#### [SET TASK]
Pull out every line in the data that has the string "selected" in it.

::: EXTRACTED ENTRIES

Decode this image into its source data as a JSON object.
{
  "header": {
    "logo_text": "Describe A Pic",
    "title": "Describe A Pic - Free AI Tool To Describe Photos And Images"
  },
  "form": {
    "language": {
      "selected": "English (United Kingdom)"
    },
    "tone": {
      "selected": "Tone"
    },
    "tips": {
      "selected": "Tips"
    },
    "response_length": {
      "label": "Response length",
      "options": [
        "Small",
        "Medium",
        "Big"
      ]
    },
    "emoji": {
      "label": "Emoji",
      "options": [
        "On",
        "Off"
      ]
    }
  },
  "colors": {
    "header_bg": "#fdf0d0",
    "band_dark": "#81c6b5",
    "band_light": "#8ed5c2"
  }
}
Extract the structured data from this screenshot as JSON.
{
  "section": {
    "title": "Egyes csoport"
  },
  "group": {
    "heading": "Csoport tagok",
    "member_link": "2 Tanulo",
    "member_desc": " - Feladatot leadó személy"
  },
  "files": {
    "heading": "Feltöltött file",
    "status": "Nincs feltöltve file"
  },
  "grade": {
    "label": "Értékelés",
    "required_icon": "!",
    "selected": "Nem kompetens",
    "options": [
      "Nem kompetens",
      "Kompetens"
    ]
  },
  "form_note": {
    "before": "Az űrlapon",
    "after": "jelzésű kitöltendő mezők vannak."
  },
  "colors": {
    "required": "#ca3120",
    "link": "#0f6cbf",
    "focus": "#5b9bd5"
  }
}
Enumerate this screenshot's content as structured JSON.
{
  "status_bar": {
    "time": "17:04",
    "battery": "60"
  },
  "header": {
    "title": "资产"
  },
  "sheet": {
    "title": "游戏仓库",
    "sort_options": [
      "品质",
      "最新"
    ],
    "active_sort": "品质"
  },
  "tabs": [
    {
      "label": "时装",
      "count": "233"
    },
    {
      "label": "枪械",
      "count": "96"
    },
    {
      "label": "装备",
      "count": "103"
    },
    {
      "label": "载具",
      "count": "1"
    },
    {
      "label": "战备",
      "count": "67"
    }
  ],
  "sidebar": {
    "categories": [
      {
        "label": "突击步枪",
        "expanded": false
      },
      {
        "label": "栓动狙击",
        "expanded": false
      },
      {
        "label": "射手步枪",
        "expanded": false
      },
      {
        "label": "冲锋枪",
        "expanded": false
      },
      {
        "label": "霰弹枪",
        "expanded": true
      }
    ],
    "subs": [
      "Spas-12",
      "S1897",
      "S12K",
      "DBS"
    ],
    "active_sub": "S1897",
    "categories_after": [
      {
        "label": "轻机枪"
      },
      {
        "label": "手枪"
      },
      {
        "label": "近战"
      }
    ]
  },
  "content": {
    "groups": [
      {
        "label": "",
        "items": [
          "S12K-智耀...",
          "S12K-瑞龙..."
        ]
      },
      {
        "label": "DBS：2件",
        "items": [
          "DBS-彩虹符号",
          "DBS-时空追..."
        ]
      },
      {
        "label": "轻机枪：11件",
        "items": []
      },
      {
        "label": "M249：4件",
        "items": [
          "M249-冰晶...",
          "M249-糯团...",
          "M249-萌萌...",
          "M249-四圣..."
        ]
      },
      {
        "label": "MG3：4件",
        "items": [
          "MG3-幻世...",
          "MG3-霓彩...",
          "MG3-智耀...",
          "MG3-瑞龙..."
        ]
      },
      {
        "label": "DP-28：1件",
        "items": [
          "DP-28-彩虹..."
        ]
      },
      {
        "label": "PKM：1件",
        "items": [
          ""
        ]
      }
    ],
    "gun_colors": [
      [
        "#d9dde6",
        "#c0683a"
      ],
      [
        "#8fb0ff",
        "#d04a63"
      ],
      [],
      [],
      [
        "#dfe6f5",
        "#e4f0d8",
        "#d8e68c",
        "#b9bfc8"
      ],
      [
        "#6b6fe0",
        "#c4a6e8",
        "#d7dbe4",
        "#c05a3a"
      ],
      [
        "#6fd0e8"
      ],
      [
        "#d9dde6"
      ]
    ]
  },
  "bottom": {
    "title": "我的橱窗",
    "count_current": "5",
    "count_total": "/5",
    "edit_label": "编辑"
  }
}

::::::

#### [COMPLETED EXERCISE]
      "selected": "English (United Kingdom)"
      "selected": "Tone"
      "selected": "Tips"
    "selected": "Nem kompetens",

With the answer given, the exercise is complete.